PROBLEM.
For every line in the data below that contains "ylabel", copy the line.
------------------------------------
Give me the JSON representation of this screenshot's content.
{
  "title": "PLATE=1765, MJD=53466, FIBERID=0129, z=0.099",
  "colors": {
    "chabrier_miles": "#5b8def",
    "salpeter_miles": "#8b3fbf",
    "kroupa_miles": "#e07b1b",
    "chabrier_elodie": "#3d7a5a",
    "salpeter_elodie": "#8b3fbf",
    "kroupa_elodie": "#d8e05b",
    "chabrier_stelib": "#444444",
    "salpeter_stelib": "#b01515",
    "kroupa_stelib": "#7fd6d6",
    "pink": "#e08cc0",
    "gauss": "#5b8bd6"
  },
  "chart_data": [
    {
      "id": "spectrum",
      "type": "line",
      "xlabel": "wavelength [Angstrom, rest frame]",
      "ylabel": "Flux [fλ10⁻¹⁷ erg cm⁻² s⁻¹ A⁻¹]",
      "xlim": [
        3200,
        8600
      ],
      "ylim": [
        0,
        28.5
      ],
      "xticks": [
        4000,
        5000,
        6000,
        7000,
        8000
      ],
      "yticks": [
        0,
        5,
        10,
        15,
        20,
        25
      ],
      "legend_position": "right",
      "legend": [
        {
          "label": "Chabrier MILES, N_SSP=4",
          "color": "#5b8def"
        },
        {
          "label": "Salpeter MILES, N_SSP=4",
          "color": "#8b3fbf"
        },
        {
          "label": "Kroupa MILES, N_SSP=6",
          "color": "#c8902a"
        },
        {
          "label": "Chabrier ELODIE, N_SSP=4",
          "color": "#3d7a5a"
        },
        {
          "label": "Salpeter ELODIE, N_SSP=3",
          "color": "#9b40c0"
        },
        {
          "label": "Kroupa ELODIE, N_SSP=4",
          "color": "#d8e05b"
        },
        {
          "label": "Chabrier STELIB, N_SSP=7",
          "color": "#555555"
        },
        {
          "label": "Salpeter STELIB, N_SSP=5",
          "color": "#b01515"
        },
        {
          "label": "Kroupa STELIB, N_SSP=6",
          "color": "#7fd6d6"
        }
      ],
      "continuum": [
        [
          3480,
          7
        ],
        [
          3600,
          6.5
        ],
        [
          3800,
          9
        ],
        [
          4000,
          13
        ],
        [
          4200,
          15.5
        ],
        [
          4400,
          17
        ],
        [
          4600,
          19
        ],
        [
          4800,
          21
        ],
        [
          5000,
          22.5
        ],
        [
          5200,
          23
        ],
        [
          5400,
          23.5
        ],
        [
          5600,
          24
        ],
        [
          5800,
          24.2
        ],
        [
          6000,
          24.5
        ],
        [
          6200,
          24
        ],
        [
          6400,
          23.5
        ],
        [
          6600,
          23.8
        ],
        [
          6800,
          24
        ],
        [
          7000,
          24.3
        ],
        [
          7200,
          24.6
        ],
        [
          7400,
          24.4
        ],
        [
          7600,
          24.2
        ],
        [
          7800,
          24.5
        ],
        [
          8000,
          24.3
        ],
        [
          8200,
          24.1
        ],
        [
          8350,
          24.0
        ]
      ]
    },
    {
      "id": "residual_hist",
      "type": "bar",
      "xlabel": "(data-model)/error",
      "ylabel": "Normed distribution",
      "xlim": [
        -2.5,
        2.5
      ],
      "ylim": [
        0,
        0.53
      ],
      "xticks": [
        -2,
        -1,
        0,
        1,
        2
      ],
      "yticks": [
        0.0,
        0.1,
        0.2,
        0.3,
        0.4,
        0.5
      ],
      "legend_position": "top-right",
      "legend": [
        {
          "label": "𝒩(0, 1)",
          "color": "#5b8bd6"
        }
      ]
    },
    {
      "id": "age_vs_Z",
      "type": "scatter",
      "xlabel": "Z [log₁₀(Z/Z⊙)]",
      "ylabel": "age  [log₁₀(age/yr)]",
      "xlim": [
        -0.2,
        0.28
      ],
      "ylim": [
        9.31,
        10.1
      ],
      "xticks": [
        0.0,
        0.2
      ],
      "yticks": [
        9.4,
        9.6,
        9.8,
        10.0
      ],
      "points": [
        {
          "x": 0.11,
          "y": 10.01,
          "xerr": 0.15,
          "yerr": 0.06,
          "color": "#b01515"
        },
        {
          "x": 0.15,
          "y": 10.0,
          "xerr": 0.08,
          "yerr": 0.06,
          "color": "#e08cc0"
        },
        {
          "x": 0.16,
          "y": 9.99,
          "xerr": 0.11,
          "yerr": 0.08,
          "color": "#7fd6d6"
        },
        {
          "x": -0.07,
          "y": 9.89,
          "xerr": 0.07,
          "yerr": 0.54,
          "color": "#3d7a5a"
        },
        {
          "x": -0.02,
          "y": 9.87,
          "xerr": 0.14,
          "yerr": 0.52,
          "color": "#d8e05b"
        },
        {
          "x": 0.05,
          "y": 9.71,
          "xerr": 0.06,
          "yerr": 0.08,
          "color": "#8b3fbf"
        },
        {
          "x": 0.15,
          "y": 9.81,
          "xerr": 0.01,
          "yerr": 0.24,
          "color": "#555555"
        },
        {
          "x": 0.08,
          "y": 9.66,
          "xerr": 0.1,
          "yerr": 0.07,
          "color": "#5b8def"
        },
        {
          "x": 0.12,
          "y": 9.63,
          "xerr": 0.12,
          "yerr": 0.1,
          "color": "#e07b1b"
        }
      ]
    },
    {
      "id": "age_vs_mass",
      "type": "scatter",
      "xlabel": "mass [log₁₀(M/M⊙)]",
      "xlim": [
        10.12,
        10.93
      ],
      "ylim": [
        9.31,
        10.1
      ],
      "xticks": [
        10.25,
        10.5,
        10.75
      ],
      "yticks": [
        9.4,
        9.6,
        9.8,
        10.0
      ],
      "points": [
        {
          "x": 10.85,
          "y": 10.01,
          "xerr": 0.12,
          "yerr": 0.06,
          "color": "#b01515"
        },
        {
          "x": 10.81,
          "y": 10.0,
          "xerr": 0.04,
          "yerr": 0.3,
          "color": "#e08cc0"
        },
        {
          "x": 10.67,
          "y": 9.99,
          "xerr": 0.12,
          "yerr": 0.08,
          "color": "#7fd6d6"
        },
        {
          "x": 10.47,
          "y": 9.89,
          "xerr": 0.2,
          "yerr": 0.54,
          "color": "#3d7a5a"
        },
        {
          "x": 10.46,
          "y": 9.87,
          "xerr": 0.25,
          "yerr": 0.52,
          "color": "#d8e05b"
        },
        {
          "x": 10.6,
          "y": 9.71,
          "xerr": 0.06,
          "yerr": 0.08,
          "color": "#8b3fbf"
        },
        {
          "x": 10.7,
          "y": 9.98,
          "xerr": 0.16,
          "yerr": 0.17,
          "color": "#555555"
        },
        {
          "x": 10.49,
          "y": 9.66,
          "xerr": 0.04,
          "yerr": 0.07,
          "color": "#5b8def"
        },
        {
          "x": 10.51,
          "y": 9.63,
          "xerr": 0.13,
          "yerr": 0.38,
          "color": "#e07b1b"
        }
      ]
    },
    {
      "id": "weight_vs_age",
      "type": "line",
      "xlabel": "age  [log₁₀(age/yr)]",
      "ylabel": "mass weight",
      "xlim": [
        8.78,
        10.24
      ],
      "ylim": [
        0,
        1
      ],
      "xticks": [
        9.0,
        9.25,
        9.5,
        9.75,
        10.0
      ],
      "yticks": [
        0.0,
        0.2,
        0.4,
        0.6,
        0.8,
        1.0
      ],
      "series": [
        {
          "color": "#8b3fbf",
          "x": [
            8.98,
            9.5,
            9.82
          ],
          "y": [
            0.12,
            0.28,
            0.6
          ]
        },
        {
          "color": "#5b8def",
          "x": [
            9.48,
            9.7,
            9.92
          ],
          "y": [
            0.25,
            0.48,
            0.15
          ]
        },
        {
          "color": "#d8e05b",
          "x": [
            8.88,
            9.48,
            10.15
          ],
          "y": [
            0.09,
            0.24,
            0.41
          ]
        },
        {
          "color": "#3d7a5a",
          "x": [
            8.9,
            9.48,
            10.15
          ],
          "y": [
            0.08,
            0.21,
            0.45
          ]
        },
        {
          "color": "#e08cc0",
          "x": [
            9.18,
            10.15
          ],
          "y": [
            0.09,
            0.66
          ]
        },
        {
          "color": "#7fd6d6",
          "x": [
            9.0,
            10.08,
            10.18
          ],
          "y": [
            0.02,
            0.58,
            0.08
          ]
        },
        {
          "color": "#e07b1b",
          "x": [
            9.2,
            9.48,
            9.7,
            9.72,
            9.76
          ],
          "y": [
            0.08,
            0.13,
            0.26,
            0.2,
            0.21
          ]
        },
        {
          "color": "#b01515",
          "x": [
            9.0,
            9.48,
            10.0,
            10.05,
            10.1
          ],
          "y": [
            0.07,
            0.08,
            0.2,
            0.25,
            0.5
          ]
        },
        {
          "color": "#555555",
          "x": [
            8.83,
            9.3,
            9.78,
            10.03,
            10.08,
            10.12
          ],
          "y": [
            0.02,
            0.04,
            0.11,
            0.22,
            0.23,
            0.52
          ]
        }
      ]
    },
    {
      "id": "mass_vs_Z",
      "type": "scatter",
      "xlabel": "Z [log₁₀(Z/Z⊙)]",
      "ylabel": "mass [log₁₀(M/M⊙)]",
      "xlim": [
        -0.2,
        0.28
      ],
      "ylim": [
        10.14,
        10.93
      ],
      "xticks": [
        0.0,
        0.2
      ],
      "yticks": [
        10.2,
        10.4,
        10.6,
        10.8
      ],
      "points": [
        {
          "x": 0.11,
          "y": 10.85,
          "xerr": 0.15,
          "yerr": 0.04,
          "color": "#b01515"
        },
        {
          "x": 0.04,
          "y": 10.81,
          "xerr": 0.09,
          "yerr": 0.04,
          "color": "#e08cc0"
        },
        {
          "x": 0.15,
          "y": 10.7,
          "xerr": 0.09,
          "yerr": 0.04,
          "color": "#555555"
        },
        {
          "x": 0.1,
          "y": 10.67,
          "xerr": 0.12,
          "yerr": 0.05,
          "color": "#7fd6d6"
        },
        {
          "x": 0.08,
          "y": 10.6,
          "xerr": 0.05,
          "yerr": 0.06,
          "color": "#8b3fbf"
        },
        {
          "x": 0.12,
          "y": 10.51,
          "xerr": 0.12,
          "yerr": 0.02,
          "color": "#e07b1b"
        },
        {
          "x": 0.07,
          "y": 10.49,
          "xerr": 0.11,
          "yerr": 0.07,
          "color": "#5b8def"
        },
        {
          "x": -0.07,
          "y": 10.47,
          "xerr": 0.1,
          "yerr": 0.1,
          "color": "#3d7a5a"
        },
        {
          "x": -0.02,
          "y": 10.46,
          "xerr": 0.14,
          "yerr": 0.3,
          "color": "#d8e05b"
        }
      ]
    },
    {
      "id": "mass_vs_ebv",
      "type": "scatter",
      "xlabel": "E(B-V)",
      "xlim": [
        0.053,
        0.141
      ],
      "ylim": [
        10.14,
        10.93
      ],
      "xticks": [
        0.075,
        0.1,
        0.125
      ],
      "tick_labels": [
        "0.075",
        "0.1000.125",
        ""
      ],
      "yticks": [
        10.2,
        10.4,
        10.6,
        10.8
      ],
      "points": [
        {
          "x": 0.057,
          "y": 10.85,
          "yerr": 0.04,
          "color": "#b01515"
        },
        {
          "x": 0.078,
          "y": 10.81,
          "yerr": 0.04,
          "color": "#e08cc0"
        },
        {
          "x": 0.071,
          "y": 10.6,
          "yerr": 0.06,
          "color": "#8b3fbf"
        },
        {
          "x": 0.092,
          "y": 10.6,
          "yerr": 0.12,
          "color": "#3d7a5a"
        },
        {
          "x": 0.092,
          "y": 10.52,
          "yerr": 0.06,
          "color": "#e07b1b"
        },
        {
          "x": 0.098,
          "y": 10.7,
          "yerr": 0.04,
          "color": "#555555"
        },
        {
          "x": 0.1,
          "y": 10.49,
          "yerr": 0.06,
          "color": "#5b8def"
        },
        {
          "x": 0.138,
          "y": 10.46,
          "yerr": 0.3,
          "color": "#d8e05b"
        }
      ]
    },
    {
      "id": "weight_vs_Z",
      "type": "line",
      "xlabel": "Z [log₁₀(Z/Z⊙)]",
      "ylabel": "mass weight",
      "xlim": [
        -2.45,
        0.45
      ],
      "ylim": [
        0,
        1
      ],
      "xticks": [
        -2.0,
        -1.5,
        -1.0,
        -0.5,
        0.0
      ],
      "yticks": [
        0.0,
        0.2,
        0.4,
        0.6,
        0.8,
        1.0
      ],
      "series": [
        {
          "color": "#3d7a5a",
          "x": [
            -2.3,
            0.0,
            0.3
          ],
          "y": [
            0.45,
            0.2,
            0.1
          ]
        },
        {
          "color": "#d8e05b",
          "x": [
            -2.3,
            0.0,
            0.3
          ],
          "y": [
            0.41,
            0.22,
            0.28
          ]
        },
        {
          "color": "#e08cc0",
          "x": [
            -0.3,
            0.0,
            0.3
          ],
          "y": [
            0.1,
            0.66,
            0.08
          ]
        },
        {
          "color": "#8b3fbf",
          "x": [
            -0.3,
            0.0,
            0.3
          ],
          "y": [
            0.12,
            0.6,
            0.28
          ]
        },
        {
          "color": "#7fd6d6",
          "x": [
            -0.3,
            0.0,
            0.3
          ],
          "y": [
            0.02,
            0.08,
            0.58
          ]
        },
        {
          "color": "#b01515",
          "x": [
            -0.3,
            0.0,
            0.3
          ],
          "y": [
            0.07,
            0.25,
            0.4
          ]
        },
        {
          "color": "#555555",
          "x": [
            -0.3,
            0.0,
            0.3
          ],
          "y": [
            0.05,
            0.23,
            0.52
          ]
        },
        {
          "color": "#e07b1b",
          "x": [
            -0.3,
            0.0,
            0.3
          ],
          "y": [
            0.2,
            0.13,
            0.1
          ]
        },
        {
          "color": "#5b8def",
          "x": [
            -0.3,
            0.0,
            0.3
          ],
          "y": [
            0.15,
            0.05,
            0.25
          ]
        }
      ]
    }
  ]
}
------------------------------------
WRITTEN ANSWER.
      "ylabel": "Flux [fλ10⁻¹⁷ erg cm⁻² s⁻¹ A⁻¹]",
      "ylabel": "Normed distribution",
      "ylabel": "age  [log₁₀(age/yr)]",
      "ylabel": "mass weight",
      "ylabel": "mass [log₁₀(M/M⊙)]",
      "ylabel": "mass weight",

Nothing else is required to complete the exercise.